- [PROBLEM DETAILS]:
Everything from the line containing "Convert this document image to plain text." through the last line of the records must be returned verbatim, and nothing outside that range.

- [DATA EXTRACT]:
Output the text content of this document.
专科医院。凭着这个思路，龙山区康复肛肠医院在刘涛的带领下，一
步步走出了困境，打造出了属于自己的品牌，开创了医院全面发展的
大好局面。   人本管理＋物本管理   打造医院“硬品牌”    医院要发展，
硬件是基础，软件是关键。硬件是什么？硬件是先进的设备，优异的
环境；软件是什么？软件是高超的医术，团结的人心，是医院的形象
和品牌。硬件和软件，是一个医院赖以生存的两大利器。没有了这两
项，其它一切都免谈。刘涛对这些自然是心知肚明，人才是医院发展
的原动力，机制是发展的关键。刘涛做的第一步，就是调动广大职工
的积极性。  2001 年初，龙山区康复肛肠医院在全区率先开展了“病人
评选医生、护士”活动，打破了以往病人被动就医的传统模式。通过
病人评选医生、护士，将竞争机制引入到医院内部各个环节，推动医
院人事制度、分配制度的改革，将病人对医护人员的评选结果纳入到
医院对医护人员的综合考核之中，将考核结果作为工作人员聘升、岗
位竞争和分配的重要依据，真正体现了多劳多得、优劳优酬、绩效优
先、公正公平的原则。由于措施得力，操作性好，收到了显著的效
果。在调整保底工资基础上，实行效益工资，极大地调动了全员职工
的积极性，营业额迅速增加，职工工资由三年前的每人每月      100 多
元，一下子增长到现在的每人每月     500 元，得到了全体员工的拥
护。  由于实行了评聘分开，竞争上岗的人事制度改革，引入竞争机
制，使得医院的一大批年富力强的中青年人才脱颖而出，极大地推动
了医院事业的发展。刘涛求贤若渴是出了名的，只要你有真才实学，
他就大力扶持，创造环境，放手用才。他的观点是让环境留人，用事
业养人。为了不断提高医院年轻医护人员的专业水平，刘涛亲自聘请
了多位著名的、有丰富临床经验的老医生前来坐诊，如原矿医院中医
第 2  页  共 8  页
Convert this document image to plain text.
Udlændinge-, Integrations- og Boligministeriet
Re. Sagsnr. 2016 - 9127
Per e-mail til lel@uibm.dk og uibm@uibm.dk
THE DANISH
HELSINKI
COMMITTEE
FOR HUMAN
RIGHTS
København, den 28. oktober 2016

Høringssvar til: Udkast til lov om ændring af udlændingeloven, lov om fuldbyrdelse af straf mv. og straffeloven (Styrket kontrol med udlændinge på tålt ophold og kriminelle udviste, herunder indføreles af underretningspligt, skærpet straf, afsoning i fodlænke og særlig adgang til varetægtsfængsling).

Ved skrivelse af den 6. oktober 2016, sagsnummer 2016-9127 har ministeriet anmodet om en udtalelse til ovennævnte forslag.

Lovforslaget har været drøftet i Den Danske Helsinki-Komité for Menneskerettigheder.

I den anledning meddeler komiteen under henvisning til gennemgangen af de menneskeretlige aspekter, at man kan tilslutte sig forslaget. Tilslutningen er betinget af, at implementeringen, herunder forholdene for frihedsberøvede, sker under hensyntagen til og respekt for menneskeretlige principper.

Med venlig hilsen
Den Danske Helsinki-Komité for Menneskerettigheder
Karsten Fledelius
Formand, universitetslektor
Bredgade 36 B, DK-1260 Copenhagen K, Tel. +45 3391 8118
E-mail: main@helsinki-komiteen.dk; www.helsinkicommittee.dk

- [FULL ANSWER]:
Convert this document image to plain text.
Udlændinge-, Integrations- og Boligministeriet
Re. Sagsnr. 2016 - 9127
Per e-mail til lel@uibm.dk og uibm@uibm.dk
THE DANISH
HELSINKI
COMMITTEE
FOR HUMAN
RIGHTS
København, den 28. oktober 2016

Høringssvar til: Udkast til lov om ændring af udlændingeloven, lov om fuldbyrdelse af straf mv. og straffeloven (Styrket kontrol med udlændinge på tålt ophold og kriminelle udviste, herunder indføreles af underretningspligt, skærpet straf, afsoning i fodlænke og særlig adgang til varetægtsfængsling).

Ved skrivelse af den 6. oktober 2016, sagsnummer 2016-9127 har ministeriet anmodet om en udtalelse til ovennævnte forslag.

Lovforslaget har været drøftet i Den Danske Helsinki-Komité for Menneskerettigheder.

I den anledning meddeler komiteen under henvisning til gennemgangen af de menneskeretlige aspekter, at man kan tilslutte sig forslaget. Tilslutningen er betinget af, at implementeringen, herunder forholdene for frihedsberøvede, sker under hensyntagen til og respekt for menneskeretlige principper.

Med venlig hilsen
Den Danske Helsinki-Komité for Menneskerettigheder
Karsten Fledelius
Formand, universitetslektor
Bredgade 36 B, DK-1260 Copenhagen K, Tel. +45 3391 8118
E-mail: main@helsinki-komiteen.dk; www.helsinkicommittee.dk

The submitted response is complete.